* What is needed
Gather up all lines that carry the word "JSON".
START Input material
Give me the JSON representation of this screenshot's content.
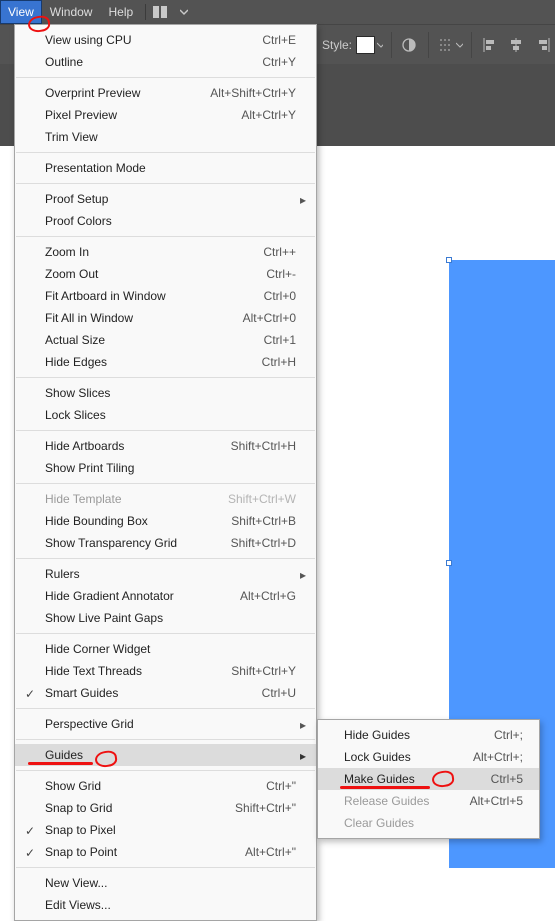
{
  "menubar": {
    "view": "View",
    "window": "Window",
    "help": "Help"
  },
  "optionsbar": {
    "style_label": "Style:"
  },
  "view_menu": {
    "view_cpu": "View using CPU",
    "view_cpu_sc": "Ctrl+E",
    "outline": "Outline",
    "outline_sc": "Ctrl+Y",
    "overprint": "Overprint Preview",
    "overprint_sc": "Alt+Shift+Ctrl+Y",
    "pixel": "Pixel Preview",
    "pixel_sc": "Alt+Ctrl+Y",
    "trim": "Trim View",
    "presentation": "Presentation Mode",
    "proof_setup": "Proof Setup",
    "proof_colors": "Proof Colors",
    "zoom_in": "Zoom In",
    "zoom_in_sc": "Ctrl++",
    "zoom_out": "Zoom Out",
    "zoom_out_sc": "Ctrl+-",
    "fit_artboard": "Fit Artboard in Window",
    "fit_artboard_sc": "Ctrl+0",
    "fit_all": "Fit All in Window",
    "fit_all_sc": "Alt+Ctrl+0",
    "actual": "Actual Size",
    "actual_sc": "Ctrl+1",
    "hide_edges": "Hide Edges",
    "hide_edges_sc": "Ctrl+H",
    "show_slices": "Show Slices",
    "lock_slices": "Lock Slices",
    "hide_artboards": "Hide Artboards",
    "hide_artboards_sc": "Shift+Ctrl+H",
    "show_print_tiling": "Show Print Tiling",
    "hide_template": "Hide Template",
    "hide_template_sc": "Shift+Ctrl+W",
    "hide_bbox": "Hide Bounding Box",
    "hide_bbox_sc": "Shift+Ctrl+B",
    "show_trans_grid": "Show Transparency Grid",
    "show_trans_grid_sc": "Shift+Ctrl+D",
    "rulers": "Rulers",
    "hide_grad": "Hide Gradient Annotator",
    "hide_grad_sc": "Alt+Ctrl+G",
    "live_paint": "Show Live Paint Gaps",
    "corner_widget": "Hide Corner Widget",
    "text_threads": "Hide Text Threads",
    "text_threads_sc": "Shift+Ctrl+Y",
    "smart_guides": "Smart Guides",
    "smart_guides_sc": "Ctrl+U",
    "persp": "Perspective Grid",
    "guides": "Guides",
    "show_grid": "Show Grid",
    "show_grid_sc": "Ctrl+\"",
    "snap_grid": "Snap to Grid",
    "snap_grid_sc": "Shift+Ctrl+\"",
    "snap_pixel": "Snap to Pixel",
    "snap_point": "Snap to Point",
    "snap_point_sc": "Alt+Ctrl+\"",
    "new_view": "New View...",
    "edit_views": "Edit Views..."
  },
  "guides_sub": {
    "hide": "Hide Guides",
    "hide_sc": "Ctrl+;",
    "lock": "Lock Guides",
    "lock_sc": "Alt+Ctrl+;",
    "make": "Make Guides",
    "make_sc": "Ctrl+5",
    "release": "Release Guides",
    "release_sc": "Alt+Ctrl+5",
    "clear": "Clear Guides"
  },
  "annotations": {
    "view": "Annotation pointing to View menu",
    "guides": "Annotation underlining Guides row",
    "make": "Annotation underlining Make Guides row"
  }
}
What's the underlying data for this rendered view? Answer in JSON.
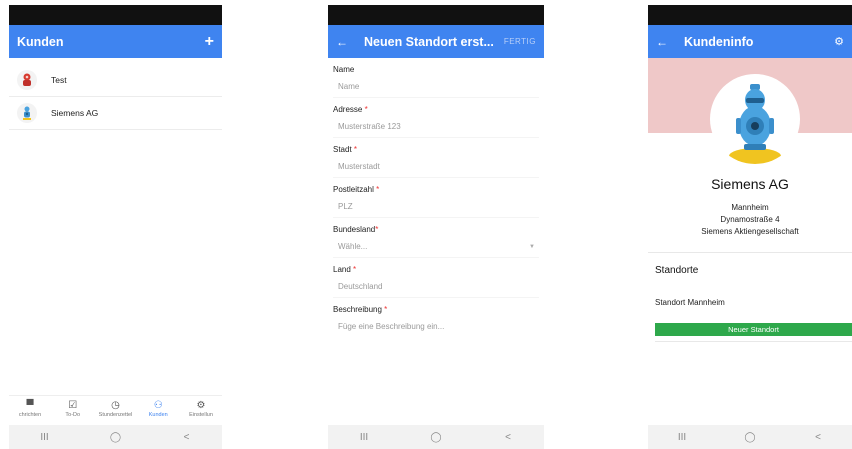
{
  "screen1": {
    "title": "Kunden",
    "add_label": "+",
    "customers": [
      {
        "name": "Test"
      },
      {
        "name": "Siemens AG"
      }
    ],
    "bottom_nav": [
      {
        "label": "chrichten",
        "icon": "chat-icon"
      },
      {
        "label": "To-Do",
        "icon": "checkbox-icon"
      },
      {
        "label": "Stundenzettel",
        "icon": "timer-icon"
      },
      {
        "label": "Kunden",
        "icon": "people-icon"
      },
      {
        "label": "Einstellun",
        "icon": "gear-icon"
      }
    ]
  },
  "screen2": {
    "title": "Neuen Standort erst...",
    "back_label": "←",
    "done_label": "FERTIG",
    "fields": [
      {
        "label": "Name",
        "required": "",
        "placeholder": "Name"
      },
      {
        "label": "Adresse",
        "required": " *",
        "placeholder": "Musterstraße 123"
      },
      {
        "label": "Stadt",
        "required": " *",
        "placeholder": "Musterstadt"
      },
      {
        "label": "Postleitzahl",
        "required": " *",
        "placeholder": "PLZ"
      },
      {
        "label": "Bundesland",
        "required": "*",
        "placeholder": "Wähle..."
      },
      {
        "label": "Land",
        "required": " *",
        "placeholder": "Deutschland"
      },
      {
        "label": "Beschreibung",
        "required": " *",
        "placeholder": "Füge eine Beschreibung ein..."
      }
    ]
  },
  "screen3": {
    "title": "Kundeninfo",
    "back_label": "←",
    "company": "Siemens AG",
    "city": "Mannheim",
    "street": "Dynamostraße 4",
    "legal_name": "Siemens Aktiengesellschaft",
    "section_title": "Standorte",
    "location": "Standort Mannheim",
    "new_location_button": "Neuer Standort"
  },
  "navbar": {
    "recents": "III",
    "home": "◯",
    "back": "<"
  },
  "colors": {
    "appbar": "#3f84f0",
    "hero": "#efc8c8",
    "button": "#2ea84b",
    "required": "#e33333"
  }
}
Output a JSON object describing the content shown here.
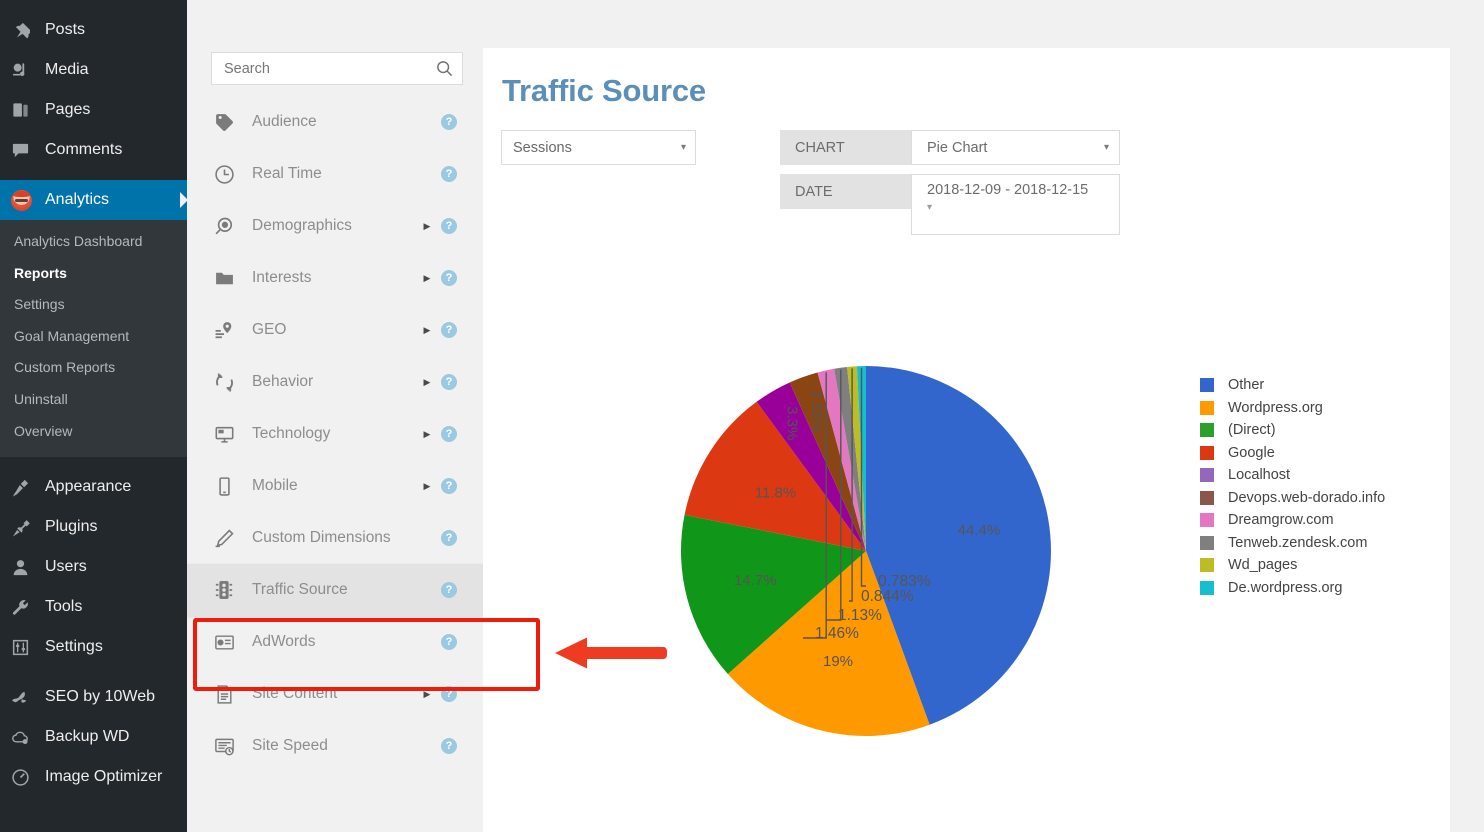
END Input material
* Problem solution
Give me the JSON representation of this screenshot's content.
What's the underlying data for this rendered view? Answer in JSON.
Output a JSON object describing the content shown here.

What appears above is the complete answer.